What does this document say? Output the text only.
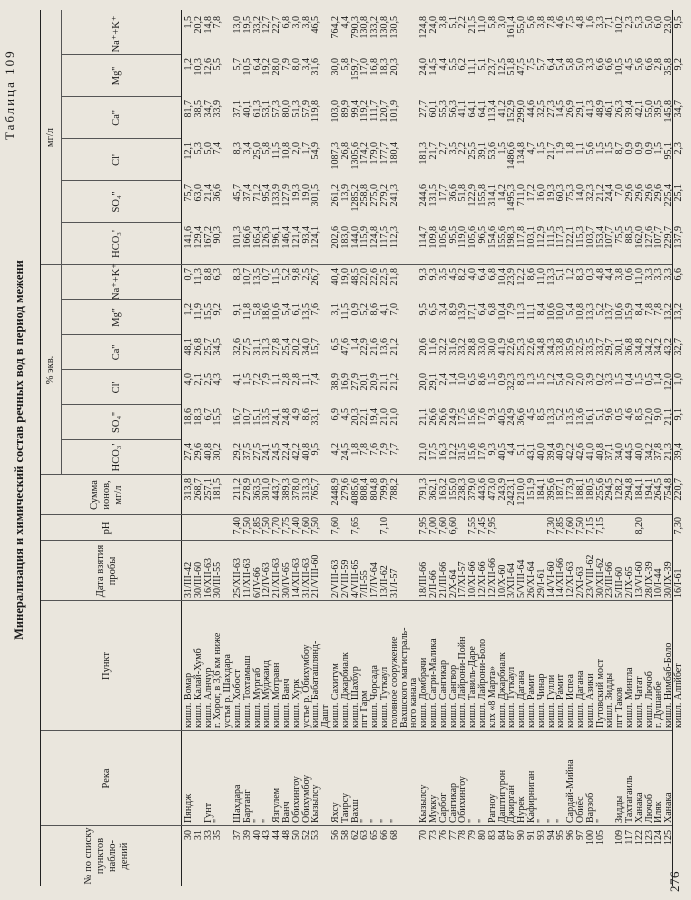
276
Таблица 109
Минерализация и химический состав речных вод в период межени
№ по списку пунктов наблю- дений
Река
Пункт
Дата взятия пробы
pH
Сумма ионов, мг/л
% экв.
мг/л
HCO₃'
SO₄''
Cl'
Ca''
Mg''
Na⁺+K⁺
HCO₃'
SO₄''
Cl'
Ca''
Mg''
Na⁺+K⁺
30
Пяндж
кишл. Вомар
31/III-42
313,8
27,4
18,6
4,0
48,1
1,2
0,7
141,6
75,7
12,1
81,7
1,2
1,5
31
кишл. Калай-Хумб
30/III-60
268,7
29,6
18,3
2,1
26,8
11,9
11,3
129,4
63,0
5,3
38,5
10,3
20,2
33
Гунт
кишл. Алнчур
16/XII-63
257,1
40,8
6,7
2,5
25,7
15,5
8,8
167,2
21,4
5,0
34,7
12,6
14,8
35
"
г. Хорог, в 3,6 км ниже
30/III-55
181,5
30,2
15,5
4,3
34,5
9,2
6,3
90,3
36,6
7,4
33,9
5,5
7,8
устья р. Шахдара
37
Шахдара
кишл. Хобост
25/XII-63
7,40
211,2
29,2
16,7
4,1
32,6
9,1
8,3
101,3
45,7
8,3
37,1
5,7
13,0
39
Бартанг
кишл. Тохтамыш
11/XII-63
7,50
278,9
37,5
10,7
1,5
27,5
11,8
10,7
166,6
37,4
3,4
40,1
10,5
19,5
40
"
кишл. Мургаб
6/IV-66
7,85
363,5
27,5
15,1
7,2
31,1
5,8
13,5
165,4
71,2
25,0
61,3
6,4
33,2
43
"
кишл. Муджаид
12/IV-63
7,50
301,0
24,1
13,5
7,9
31,3
18,6
0,7
126,3
95,4
5,8
53,1
19,2
12,7
44
Язгулем
кишл. Мотравн
21/XII-63
7,70
443,7
24,5
24,1
1,1
27,8
10,6
11,5
196,1
133,9
11,5
57,3
28,0
22,7
48
Ванч
кишл. Ванч
30/IV-65
7,75
389,3
22,4
24,8
2,8
25,4
5,4
5,2
146,4
127,9
10,8
80,0
7,9
6,8
50
Обихингоу
кишл. Хурк
14/XII-63
7,40
378,0
42,2
4,9
2,8
20,2
6,1
9,8
121,4
19,3
2,0
51,3
8,0
3,0
52
Обихумбоу
устье р. Обихумбоу
31/XII-63
7,60
313,3
40,8
8,6
1,1
34,0
13,5
2,5
93,4
19,0
1,7
57,9
3,4
3,8
53
Кызылсу
кишл. Бабаташлянд-
21/VIII-60
7,50
765,7
9,5
33,1
7,4
15,7
7,6
26,7
124,1
301,5
54,9
119,8
31,6
46,5
Дашт
56
Яхсу
кишл. Сахитум
2/VIII-63
7,60
2448,9
4,2
6,9
38,9
6,5
3,1
40,4
202,6
261,2
1087,3
103,0
30,0
764,2
58
Таирсу
кишл. Джарбиалк
2/VIII-59
279,6
24,5
4,5
16,9
47,6
11,5
19,0
183,0
13,9
26,8
89,9
5,8
4,4
62
Вахш
кишл. Шахбур
4/VIII-65
7,65
4085,6
1,8
20,3
27,9
1,4
0,9
48,5
144,0
1285,2
1305,6
99,4
159,7
790,3
63
"
пгт Гарм
7/II-55
808,4
7,8
22,1
20,1
22,9
5,2
22,0
115,9
258,8
174,2
119,2
17,0
130,8
65
"
кишл. Чорсада
17/IV-64
804,8
7,6
19,4
20,9
21,6
8,6
22,6
124,8
275,0
179,0
111,7
16,8
133,2
66
"
кишл. Туткаул
13/II-62
7,10
799,9
7,9
21,0
21,1
13,6
4,1
22,5
117,5
279,2
177,7
120,7
18,3
130,8
68
"
головное сооружение
31/I-57
788,2
7,7
21,0
21,2
21,2
7,0
21,8
112,3
241,3
180,4
101,9
20,3
130,5
Вахшского магистраль-
ного канала
70
Кызылсу
кишл. Домбрачи
18/III-66
7,95
791,3
21,0
21,1
20,0
20,6
9,5
9,3
114,7
244,6
181,3
27,7
24,0
124,8
73
Мукку
кишл. Сагри-Малика
2/II-66
7,00
362,1
17,5
26,6
29,1
11,6
6,5
9,3
109,8
131,5
21,7
60,1
14,5
24,0
76
Сарбог
кишл. Сангикар
21/III-66
7,60
163,2
16,3
26,6
2,4
32,2
3,4
3,5
105,6
17,7
2,7
55,3
4,4
3,8
77
Сангикар
кишл. Сангвор
2/X-64
6,60
155,0
12,2
24,9
1,4
31,6
8,9
4,5
95,5
36,6
3,5
56,3
5,5
5,1
78
Обихингоу
кишл. Лайрони-Пойн
17/XI-57
238,3
31,5
17,5
1,0
33,2
13,9
8,2
119,0
51,8
2,2
41,1
6,2
2,2
79
"
кишл. Тавиль-Даре
10/XI-66
7,55
379,0
15,6
15,6
6,5
28,8
17,1
4,0
105,6
122,9
25,5
64,1
11,1
21,5
80
"
кишл. Лайрони-Боло
12/XI-66
7,45
443,6
17,6
17,6
8,6
33,0
6,4
6,4
96,5
155,8
39,1
64,1
5,1
11,0
83
Рагноу
клх «8 Марта»
12/XII-66
7,95
473,0
9,3
9,3
1,5
30,0
6,8
6,8
154,6
314,1
53,6
113,4
23,7
5,8
84
Даштигурон
кишл. Джарбиалк
10/X-60
243,9
40,5
40,5
0,9
41,9
10,4
10,4
155,6
14,2
1,5
41,2
12,5
3,0
87
Джирган
кишл. Туткаул
3/XII-64
2423,1
4,4
24,9
32,3
22,6
7,9
23,9
198,3
1495,3
1486,6
152,9
51,8
161,4
90
Нурек
кишл. Дагана
5/VIII-64
1210,0
5,1
36,6
8,3
25,3
11,3
12,2
117,8
711,0
134,8
299,0
47,5
55,0
91
Кафирниган
кишл. Рамит
26/XI-64
151,9
43,1
4,5
1,3
22,6
11,1
8,6
103,1
17,2
4,7
44,6
7,5
5,6
93
"
кишл. Чинар
29/I-61
184,1
40,0
8,5
1,5
34,8
8,4
11,0
112,9
16,0
1,5
32,5
5,7
3,8
94
"
кишл. Гулли
14/VI-60
7,30
395,6
39,4
13,3
1,2
34,3
10,6
13,3
111,5
19,3
21,7
27,3
6,4
7,8
95
"
кишл. Рамит
14/XII-66
7,85
187,1
40,9
5,2
5,4
33,8
10,0
5,1
117,3
60,3
1,9
14,5
5,4
4,6
96
Сардай-Мийна
кишл. Испеа
12/XI-63
7,60
173,9
42,2
13,5
2,0
35,9
5,4
1,2
122,1
75,3
1,8
26,9
5,8
7,5
97
Обиёс
кишл. Дагана
2/XI-63
7,50
188,1
42,6
13,6
2,0
32,5
10,8
8,3
115,3
14,0
1,1
29,1
5,0
4,8
100
Варзоб
кишл. Азики
23/VIII-62
7,15
180,5
41,0
16,1
3,9
33,5
13,3
0,3
103,7
32,3
5,6
41,3
3,3
1,6
105
"
Путовский мост
30/XII-62
7,15
255,6
40,8
5,1
0,2
33,7
5,2
4,8
153,4
21,2
1,5
48,9
6,6
3,3
кишл. Зидды
23/III-66
294,5
37,1
9,6
3,3
29,7
13,7
4,4
107,7
24,4
1,5
46,1
6,6
7,1
109
Зидды
пгт Таков
5/III-60
128,2
34,0
0,5
1,5
30,1
10,6
3,8
75,5
7,0
8,7
26,3
10,5
10,2
117
Тахтагаиль
кишл. Мингла
2/IX-65
294,8
44,5
4,6
0,4
36,8
15,9
0,6
88,5
29,6
0,9
39,4
4,5
2,3
122
Ханака
кишл. Чатат
13/VI-60
8,20
184,1
40,0
8,5
1,5
34,8
8,4
11,0
162,0
29,6
0,9
42,1
5,6
5,3
123
Лючоб
кишл. Лючоб
28/IX-39
194,1
34,2
12,0
0,5
34,2
7,8
3,3
127,6
29,6
0,9
55,0
6,6
5,0
124
Иляк
г. Душанбе
10/I-44
264,5
37,8
9,0
1,4
34,2
7,8
3,3
107,7
29,6
1,5
39,5
2,8
6,0
125
Ханака
кишл. Нимбаб-Боло
30/IX-39
754,8
21,3
21,1
12,0
43,2
13,2
3,3
229,7
225,4
95,1
145,8
35,8
23,0
кишл. Алпйбет
16/I-61
7,30
220,7
39,4
9,1
1,0
32,7
13,2
6,6
137,9
25,1
2,3
34,7
9,2
9,5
--------------------------------
- [SHORT TASK] In the records above, locate every line with the string "Лайрони" and copy it.

- [EXERCISE OUTPUT]
кишл. Лайрони-Пойн
кишл. Лайрони-Боло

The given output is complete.